** Begin GIVEN ENTRIES **

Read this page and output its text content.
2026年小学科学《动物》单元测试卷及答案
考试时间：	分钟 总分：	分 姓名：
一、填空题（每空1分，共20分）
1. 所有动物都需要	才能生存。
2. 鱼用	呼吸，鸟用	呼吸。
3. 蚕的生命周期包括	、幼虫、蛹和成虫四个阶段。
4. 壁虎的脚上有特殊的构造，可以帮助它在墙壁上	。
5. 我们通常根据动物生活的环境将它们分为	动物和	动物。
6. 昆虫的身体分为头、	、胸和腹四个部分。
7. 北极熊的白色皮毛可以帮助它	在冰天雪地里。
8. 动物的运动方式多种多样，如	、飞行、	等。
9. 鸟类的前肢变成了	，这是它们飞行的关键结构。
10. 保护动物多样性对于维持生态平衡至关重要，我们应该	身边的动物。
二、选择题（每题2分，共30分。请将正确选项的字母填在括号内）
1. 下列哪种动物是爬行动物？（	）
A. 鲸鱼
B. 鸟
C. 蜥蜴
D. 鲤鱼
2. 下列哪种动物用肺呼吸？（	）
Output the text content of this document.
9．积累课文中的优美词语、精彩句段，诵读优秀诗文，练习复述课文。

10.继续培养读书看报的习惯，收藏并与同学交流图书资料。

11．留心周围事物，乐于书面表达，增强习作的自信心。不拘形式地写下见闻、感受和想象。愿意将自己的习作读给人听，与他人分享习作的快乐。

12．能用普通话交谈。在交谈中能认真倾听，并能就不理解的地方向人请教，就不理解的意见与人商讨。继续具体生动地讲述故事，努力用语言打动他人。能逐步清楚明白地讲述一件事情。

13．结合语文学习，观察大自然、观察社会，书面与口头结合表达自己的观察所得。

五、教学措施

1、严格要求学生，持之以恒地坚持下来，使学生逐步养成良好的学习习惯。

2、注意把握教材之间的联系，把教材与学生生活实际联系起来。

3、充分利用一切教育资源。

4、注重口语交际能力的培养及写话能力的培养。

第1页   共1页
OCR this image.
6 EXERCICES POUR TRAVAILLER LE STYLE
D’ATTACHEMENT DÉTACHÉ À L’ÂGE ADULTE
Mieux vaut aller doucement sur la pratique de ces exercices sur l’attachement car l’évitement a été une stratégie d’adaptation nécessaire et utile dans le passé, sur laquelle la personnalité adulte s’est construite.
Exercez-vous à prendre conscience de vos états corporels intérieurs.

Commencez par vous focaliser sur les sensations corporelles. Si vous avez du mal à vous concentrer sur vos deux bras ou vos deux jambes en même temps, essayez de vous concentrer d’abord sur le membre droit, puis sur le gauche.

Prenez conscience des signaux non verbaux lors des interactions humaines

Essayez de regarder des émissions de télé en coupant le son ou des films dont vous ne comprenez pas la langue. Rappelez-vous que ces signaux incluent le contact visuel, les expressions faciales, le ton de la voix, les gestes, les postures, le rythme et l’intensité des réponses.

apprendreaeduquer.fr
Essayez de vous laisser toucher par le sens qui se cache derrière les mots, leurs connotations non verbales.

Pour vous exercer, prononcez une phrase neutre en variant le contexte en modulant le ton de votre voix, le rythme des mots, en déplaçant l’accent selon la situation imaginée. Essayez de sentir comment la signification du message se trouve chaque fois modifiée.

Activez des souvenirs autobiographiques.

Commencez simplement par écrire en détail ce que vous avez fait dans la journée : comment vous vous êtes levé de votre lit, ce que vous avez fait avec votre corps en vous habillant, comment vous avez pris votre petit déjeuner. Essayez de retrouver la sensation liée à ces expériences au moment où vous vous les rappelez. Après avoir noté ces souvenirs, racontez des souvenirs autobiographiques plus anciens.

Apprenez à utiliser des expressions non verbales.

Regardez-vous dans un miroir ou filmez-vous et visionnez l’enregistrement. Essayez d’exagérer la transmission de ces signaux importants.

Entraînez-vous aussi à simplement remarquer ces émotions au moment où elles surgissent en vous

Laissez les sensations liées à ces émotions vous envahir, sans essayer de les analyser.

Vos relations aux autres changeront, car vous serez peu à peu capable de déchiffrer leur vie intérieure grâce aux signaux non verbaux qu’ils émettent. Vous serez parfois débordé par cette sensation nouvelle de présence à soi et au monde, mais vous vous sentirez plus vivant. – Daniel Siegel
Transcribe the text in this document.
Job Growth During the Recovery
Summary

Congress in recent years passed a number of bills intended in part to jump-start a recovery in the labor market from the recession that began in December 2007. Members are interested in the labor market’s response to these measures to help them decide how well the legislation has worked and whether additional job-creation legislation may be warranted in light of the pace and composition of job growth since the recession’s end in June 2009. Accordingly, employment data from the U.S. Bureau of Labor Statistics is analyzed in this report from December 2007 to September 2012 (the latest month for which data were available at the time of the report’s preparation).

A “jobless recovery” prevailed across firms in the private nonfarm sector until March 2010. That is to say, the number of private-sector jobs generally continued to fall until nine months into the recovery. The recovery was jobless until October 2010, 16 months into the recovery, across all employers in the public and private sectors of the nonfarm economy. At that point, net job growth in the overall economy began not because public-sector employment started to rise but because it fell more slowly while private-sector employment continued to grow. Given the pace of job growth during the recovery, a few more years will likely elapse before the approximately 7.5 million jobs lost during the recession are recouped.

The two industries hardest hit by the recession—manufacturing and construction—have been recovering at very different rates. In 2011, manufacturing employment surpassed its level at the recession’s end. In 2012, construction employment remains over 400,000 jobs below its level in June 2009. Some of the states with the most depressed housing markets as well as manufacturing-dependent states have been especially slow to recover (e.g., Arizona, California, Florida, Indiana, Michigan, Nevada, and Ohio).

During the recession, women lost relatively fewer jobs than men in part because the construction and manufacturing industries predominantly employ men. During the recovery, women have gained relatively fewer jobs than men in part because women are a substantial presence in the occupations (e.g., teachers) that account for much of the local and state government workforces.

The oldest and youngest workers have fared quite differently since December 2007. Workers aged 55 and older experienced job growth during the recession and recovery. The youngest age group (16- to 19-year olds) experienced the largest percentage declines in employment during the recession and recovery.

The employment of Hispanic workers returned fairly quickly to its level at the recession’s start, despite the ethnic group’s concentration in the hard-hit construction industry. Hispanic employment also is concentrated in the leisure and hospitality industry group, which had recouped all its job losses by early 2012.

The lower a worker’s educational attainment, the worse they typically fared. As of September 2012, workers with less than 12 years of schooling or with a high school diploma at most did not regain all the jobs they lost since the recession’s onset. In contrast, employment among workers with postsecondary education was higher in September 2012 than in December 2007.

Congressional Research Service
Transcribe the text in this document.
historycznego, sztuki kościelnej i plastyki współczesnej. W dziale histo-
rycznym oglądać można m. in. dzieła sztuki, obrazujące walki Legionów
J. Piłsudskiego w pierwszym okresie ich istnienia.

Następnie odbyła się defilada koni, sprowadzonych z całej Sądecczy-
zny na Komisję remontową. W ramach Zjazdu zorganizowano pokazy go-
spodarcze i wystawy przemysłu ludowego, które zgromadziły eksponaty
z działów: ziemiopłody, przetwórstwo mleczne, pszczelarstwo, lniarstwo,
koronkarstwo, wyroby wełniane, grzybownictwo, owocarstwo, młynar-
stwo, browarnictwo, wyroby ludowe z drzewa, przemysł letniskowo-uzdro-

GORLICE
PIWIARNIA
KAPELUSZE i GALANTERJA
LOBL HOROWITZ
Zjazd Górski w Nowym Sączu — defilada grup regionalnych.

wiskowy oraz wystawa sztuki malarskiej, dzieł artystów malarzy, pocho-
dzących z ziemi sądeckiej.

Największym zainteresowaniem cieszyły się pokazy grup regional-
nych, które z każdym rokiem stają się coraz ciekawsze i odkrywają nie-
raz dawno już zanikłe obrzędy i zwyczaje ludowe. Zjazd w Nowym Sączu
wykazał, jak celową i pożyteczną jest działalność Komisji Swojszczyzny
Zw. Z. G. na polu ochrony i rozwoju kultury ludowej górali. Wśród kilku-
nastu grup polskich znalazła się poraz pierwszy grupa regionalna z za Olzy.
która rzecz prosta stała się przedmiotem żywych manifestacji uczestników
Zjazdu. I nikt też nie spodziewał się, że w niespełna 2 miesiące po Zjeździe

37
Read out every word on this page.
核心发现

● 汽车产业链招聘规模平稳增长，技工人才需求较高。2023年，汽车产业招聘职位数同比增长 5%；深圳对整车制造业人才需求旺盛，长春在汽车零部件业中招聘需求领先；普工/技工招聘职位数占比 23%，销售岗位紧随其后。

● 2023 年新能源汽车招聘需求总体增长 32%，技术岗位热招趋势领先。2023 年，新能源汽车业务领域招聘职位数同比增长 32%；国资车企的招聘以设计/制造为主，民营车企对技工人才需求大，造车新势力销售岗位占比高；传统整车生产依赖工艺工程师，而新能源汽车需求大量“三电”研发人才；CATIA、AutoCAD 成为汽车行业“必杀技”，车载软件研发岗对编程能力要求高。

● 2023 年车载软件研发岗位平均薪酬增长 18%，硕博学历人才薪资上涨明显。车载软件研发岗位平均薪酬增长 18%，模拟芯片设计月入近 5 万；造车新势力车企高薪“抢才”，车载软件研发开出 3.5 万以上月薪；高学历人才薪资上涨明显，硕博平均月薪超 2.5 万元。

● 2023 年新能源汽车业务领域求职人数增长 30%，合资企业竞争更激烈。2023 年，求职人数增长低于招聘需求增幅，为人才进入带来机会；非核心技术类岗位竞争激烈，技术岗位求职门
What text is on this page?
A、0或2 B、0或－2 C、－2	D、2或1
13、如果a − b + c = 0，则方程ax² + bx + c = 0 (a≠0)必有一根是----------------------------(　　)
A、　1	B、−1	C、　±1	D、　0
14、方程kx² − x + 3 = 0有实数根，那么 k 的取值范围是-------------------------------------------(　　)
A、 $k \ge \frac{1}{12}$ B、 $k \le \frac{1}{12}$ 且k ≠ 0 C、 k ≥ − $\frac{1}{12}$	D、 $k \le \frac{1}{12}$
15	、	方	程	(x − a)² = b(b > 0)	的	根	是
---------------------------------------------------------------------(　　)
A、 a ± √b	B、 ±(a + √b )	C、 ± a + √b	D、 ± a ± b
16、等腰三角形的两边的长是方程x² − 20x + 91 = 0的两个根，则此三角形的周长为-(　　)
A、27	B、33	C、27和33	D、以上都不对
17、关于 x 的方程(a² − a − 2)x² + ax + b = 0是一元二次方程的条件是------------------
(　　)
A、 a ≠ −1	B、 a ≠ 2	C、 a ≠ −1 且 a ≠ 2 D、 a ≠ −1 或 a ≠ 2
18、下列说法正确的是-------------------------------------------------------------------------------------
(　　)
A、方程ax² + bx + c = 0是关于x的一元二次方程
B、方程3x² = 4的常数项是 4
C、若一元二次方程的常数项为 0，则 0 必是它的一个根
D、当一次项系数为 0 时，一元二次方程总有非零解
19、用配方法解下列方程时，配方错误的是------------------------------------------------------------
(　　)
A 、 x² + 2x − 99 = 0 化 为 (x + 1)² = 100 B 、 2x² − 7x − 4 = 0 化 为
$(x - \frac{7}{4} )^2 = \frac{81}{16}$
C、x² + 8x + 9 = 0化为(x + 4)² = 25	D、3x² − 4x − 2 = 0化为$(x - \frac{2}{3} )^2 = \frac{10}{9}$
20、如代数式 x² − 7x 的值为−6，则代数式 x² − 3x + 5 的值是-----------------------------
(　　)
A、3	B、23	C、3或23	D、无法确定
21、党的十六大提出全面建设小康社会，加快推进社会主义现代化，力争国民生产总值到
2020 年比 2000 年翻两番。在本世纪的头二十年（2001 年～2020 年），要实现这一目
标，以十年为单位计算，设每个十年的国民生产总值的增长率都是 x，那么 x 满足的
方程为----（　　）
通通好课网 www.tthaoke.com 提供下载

** End GIVEN ENTRIES **

* _WRITTEN REQUEST_: Gather, from the listing above, every line carrying the word "Read".

* _SOLVED PROBLEM_:
Read this page and output its text content.
Read out every word on this page.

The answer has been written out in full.